▽
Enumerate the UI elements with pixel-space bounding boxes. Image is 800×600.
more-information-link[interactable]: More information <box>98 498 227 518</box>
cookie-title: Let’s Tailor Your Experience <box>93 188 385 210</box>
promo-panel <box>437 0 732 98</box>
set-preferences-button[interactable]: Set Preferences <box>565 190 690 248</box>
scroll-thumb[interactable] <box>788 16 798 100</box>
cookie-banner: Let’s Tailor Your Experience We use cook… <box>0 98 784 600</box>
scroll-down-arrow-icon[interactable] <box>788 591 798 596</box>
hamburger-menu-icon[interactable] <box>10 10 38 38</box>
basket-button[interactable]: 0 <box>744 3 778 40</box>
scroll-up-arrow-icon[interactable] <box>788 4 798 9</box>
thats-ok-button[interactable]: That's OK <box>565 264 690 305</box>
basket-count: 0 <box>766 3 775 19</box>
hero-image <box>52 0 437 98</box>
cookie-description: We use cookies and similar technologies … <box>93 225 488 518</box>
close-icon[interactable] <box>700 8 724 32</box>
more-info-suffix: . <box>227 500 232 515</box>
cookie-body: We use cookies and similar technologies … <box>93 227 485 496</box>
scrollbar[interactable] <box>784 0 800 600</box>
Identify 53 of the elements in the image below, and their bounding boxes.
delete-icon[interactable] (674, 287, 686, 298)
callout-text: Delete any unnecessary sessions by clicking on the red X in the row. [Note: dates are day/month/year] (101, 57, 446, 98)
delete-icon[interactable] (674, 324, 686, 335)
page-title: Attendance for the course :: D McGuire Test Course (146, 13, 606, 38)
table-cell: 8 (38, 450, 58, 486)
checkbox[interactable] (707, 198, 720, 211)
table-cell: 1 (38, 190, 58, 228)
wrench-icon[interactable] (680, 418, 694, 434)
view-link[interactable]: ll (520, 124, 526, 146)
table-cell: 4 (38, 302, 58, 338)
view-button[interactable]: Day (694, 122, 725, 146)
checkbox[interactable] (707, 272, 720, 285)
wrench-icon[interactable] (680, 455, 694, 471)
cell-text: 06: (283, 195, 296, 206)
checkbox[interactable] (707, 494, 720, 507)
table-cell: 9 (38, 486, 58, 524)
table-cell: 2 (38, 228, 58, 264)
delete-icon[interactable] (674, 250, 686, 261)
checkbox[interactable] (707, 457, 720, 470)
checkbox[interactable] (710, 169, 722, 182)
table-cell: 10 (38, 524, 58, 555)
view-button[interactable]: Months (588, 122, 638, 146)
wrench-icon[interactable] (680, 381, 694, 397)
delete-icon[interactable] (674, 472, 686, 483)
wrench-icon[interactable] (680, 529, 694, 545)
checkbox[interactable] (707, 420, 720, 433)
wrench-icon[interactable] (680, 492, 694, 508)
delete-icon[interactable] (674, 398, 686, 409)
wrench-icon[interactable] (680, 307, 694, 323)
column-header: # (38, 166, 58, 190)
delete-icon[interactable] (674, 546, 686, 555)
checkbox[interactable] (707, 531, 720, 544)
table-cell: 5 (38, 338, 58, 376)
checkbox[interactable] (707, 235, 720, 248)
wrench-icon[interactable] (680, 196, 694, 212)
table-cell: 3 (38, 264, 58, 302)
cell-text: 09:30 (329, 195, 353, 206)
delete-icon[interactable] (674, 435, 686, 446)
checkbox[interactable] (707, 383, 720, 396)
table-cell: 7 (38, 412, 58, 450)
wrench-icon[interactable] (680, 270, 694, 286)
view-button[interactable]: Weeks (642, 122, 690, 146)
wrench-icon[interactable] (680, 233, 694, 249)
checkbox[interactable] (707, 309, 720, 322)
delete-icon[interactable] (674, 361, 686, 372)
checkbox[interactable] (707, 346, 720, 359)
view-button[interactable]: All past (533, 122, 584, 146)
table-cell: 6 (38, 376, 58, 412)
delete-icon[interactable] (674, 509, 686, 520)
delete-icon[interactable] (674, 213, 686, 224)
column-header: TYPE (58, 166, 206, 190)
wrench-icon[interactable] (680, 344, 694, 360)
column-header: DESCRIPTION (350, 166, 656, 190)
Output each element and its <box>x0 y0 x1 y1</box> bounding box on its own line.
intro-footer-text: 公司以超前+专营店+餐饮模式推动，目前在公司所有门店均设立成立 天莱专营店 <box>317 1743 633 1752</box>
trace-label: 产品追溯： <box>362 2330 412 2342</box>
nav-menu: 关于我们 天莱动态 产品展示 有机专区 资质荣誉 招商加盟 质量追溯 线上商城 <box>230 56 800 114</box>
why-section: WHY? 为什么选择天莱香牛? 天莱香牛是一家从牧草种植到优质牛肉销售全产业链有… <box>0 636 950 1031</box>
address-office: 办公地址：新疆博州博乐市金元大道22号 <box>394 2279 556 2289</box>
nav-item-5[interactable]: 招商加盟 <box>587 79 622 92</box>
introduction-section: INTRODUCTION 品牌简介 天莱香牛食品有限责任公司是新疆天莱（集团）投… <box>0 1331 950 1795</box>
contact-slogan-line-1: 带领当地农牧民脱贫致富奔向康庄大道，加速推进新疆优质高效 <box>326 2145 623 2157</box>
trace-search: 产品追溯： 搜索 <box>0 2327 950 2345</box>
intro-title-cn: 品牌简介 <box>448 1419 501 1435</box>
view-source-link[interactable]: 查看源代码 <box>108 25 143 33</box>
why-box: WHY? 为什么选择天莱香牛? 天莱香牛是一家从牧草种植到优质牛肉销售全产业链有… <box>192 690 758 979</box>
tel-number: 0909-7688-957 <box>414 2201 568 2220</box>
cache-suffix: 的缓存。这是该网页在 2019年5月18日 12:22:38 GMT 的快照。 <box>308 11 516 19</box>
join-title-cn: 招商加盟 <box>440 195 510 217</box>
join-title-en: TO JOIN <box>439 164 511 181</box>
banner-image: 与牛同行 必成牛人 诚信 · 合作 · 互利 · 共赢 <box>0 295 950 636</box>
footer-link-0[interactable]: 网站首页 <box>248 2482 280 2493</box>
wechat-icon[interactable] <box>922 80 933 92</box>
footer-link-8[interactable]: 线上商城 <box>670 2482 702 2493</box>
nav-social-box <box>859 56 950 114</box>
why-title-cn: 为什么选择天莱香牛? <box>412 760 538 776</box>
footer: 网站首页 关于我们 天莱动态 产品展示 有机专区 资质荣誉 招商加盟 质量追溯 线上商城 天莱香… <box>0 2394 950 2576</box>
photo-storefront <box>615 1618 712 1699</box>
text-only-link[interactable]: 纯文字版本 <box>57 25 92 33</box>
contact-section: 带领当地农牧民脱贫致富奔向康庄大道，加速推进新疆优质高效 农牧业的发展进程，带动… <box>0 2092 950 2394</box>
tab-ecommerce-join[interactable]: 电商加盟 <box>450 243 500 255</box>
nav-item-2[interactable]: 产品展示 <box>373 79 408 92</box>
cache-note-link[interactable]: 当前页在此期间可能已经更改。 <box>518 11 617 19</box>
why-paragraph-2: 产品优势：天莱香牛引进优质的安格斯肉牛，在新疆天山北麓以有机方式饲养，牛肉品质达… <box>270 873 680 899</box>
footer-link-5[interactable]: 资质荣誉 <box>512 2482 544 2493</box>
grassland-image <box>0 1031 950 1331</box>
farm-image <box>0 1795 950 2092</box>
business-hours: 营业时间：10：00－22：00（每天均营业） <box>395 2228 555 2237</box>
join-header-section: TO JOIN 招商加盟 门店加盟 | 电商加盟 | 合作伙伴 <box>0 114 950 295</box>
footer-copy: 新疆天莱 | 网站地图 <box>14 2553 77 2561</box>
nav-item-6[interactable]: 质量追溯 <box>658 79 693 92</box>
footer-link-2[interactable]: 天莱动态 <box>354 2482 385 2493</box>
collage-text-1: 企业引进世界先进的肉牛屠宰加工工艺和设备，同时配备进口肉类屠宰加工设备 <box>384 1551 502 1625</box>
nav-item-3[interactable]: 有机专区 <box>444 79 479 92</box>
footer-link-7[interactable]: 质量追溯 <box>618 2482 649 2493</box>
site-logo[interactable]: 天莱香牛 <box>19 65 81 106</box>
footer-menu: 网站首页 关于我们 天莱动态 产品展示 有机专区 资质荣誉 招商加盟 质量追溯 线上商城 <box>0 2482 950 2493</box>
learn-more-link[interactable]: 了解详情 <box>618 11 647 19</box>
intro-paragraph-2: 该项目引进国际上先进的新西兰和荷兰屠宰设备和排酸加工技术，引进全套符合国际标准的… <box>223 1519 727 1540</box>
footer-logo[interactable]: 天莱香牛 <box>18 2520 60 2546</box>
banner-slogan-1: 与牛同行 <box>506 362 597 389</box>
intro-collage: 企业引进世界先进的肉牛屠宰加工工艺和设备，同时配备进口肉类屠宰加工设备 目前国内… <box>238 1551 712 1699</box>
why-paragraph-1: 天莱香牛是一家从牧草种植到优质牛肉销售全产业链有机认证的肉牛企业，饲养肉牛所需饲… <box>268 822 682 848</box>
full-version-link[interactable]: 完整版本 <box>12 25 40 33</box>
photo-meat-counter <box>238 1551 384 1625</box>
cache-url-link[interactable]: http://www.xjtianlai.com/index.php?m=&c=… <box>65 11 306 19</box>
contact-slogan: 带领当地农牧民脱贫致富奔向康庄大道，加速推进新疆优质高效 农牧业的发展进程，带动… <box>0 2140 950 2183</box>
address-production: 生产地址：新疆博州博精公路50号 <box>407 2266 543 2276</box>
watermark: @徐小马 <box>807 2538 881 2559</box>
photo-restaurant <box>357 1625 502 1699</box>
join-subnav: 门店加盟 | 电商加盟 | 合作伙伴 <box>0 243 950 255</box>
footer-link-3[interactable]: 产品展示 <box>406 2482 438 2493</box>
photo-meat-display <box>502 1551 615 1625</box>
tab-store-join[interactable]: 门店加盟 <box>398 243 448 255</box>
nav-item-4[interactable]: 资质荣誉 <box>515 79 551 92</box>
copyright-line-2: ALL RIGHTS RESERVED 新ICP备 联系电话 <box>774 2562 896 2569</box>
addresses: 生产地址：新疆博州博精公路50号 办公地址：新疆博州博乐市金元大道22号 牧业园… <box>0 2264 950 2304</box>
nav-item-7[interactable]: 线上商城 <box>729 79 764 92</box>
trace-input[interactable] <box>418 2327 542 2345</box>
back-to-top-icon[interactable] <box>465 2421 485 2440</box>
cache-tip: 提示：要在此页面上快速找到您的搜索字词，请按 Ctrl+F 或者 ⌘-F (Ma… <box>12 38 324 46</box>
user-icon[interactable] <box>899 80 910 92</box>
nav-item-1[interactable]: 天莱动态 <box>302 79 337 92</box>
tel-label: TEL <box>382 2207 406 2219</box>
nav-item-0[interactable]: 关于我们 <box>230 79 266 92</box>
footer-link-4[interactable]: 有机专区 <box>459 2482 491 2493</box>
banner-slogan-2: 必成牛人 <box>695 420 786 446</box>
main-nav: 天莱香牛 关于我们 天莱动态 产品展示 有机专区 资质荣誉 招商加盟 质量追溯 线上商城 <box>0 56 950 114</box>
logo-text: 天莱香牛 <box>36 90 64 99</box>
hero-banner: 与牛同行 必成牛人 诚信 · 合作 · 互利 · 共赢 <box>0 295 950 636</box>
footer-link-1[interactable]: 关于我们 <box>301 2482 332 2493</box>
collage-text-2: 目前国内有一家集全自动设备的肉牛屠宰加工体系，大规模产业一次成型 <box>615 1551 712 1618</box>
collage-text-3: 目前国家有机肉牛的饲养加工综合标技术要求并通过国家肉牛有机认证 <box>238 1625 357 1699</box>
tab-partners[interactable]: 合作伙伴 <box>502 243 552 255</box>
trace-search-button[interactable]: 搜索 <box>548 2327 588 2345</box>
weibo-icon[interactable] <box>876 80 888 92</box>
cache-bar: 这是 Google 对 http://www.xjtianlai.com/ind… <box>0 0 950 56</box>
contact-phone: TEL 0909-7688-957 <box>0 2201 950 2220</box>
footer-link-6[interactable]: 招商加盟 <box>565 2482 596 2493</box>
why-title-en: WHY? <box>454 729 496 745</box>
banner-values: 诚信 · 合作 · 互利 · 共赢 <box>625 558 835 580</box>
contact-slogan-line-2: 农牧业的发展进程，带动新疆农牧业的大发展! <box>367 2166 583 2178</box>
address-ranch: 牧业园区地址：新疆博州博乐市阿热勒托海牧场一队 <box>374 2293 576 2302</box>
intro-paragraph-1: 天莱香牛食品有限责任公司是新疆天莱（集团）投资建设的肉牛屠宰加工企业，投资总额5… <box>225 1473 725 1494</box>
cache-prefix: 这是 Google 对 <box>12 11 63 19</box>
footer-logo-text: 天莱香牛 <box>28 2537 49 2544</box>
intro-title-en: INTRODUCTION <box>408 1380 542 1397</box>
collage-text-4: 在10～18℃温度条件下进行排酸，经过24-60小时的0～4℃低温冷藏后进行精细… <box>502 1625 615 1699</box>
△
Stated task:
Reproduce, without any changes, the lines of the material above from its very first line through the line containing "scroll-thumb[interactable] <box>788 16", inclusive.

Solved exercise:
Enumerate the UI elements with pixel-space bounding boxes. Image is 800×600.
more-information-link[interactable]: More information <box>98 498 227 518</box>
cookie-title: Let’s Tailor Your Experience <box>93 188 385 210</box>
promo-panel <box>437 0 732 98</box>
set-preferences-button[interactable]: Set Preferences <box>565 190 690 248</box>
scroll-thumb[interactable] <box>788 16 798 100</box>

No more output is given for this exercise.